Mark,
[long one coming up....]
On Thu, 29 Apr 2004, Mark Taylor wrote:
> I've taken a look at this now, and have some comments.
I'm relieved. I was starting to worry that noone had noticed or, worse,
was planning to simply agree.
> Although it
> is nice to have procedures codified (especially things like what
> tag/branch names to use), some of the ones that you've written
> here are pretty heavyweight.
I would probably prefer `described in longwided detail' for the
single-components section at least. Having actually done this once or
twice with the various autotools branches, I can confirm that the 6+5
steps described in the single-component section actually _feel_ like
only one or two steps in practice. That is, I find this is actually a
lot more lightweight than I've made it sound.
The reason for the detail was that when I tried actually applying my own
suggestions in the previous version of this page, I found they were
ambiguous and incomplete.
Overall, tag and branch conventions are not really separable from
the `policies' or practices they're linked to -- it's not feasible
to separate the two things. It's only because the tag conventions
correspond closely with specific practices (and there are only a few
of each), that you don't need a spelled-out `codeline policy' for each
branch, held in some conventional file. If I see a branch called
`RELEASE-xxx', then I know what it's for and what will happen to it,
without any further bureaucracy.
It will help, therefore, to have as few policies and variants as possible.
Thus since we will _sometimes_ want to have a release branch for a
component, I suggested we should _always_ have a release branch --
no variants. That means that if you want to look at version x.y of some
component `cpt' (I come back to this below), you know that there _will_
be a branch RELEASE-cpt-x-y and don't have to look through the list of
tags on a component to find out what's there; so you can check out the
HEAD of that branch without further thought or investigation. That is,
the motivation was to make this process more lightweight, not less.
I don't think this is a big deal, though. If you need to make some
bugfixes to a particular release, and there isn't a branch there
already, then you add a bp-<releasetag> tag to the repository and make
the branch at that point. It would be feasible to not bother with the
bp- tag and just mandate that if the bp-<releasetag> tag isn't present,
then the branch must have been made from the point tagged <releasetag>.
It is starting to get a bit more complicated to explain, though, and
requires a little bit of deduction with the tags on a component to work
out what its history has been and what you're supposed to do next.
This does presume that the term `release' is applied to something more
fine-grained than the bi-annual USSC (as you observed). On the page I
distinguish major and minor releases, which do have functionality changes,
and where the minor version number changes, from patch releases, where
there's in principle no functionality change, just a bugfix, and only
the patch number changes: m.n-r -> m.n-(r+1). I think this is fairly
conventional terminology and practice, and it's what I at least have
tended to do, more consistently recently than before.

**Dataset section**.
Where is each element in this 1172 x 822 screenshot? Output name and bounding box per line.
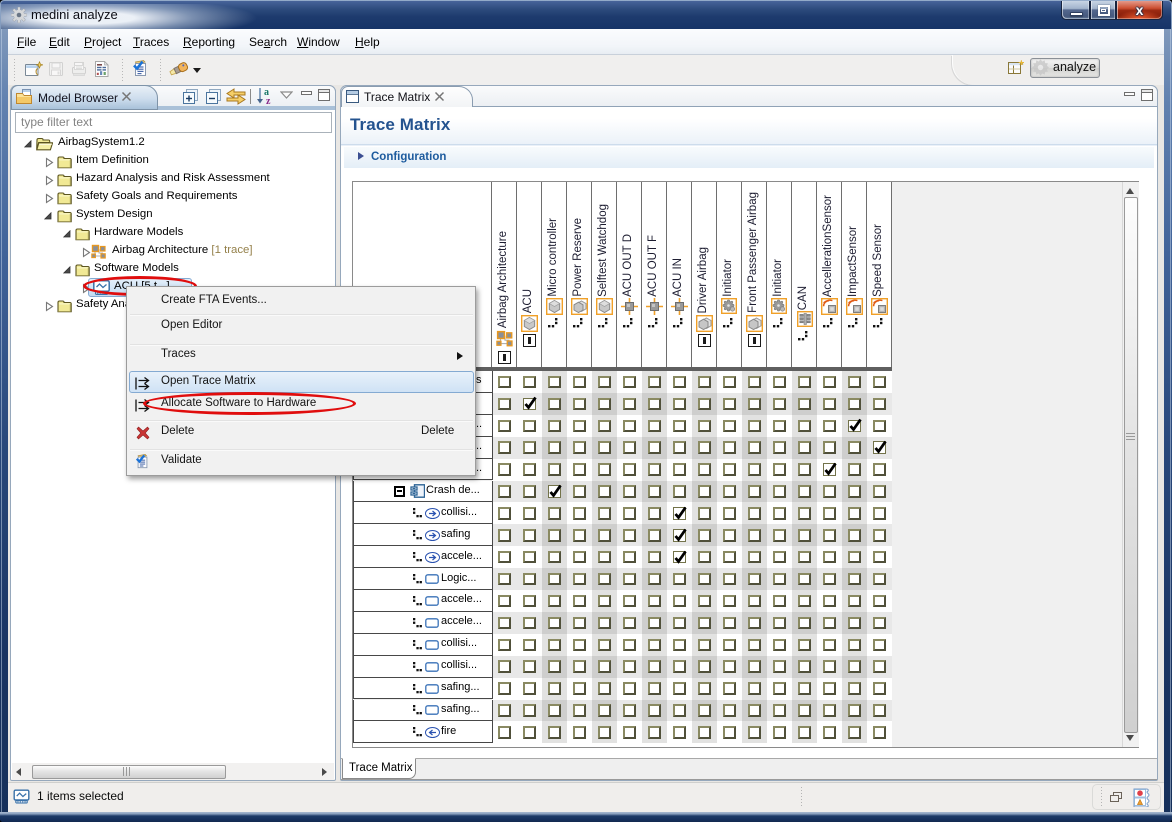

**Exercise requirements**.
- 1) Answer these questions using the email:
(a) How did the writer find the earlier suggestions when trying to apply them in the previous version of the page?
(b) What kind of branch does the writer suggest a component should always have?
(c) In a patch release, which number changes?
- 2) Print the part of the email that opens with the words containing "I don't think" and closes with "to do next.".
- 3) Sum up the email in two sentences.

**Solutions by task**.
- 1)
(a) They were ambiguous and incomplete.
(b) A release branch.
(c) Only the patch number.

- 2)
I don't think this is a big deal, though. If you need to make some
bugfixes to a particular release, and there isn't a branch there
already, then you add a bp-<releasetag> tag to the repository and make
the branch at that point. It would be feasible to not bother with the
bp- tag and just mandate that if the bp-<releasetag> tag isn't present,
then the branch must have been made from the point tagged <releasetag>.
It is starting to get a bit more complicated to explain, though, and
requires a little bit of deduction with the tags on a component to work
out what its history has been and what you're supposed to do next.

- 3) The writer answers Mark's view that the written procedures are heavyweight by saying that the detailed steps feel like only one or two steps in practice, and that the detail was added because the earlier suggestions proved ambiguous and incomplete. Since tag and branch conventions are tied to practices, the writer wants as few policies and variants as possible, such as always having a release branch for a component, and separates major and minor releases, which change functionality, from patch releases, which only fix bugs.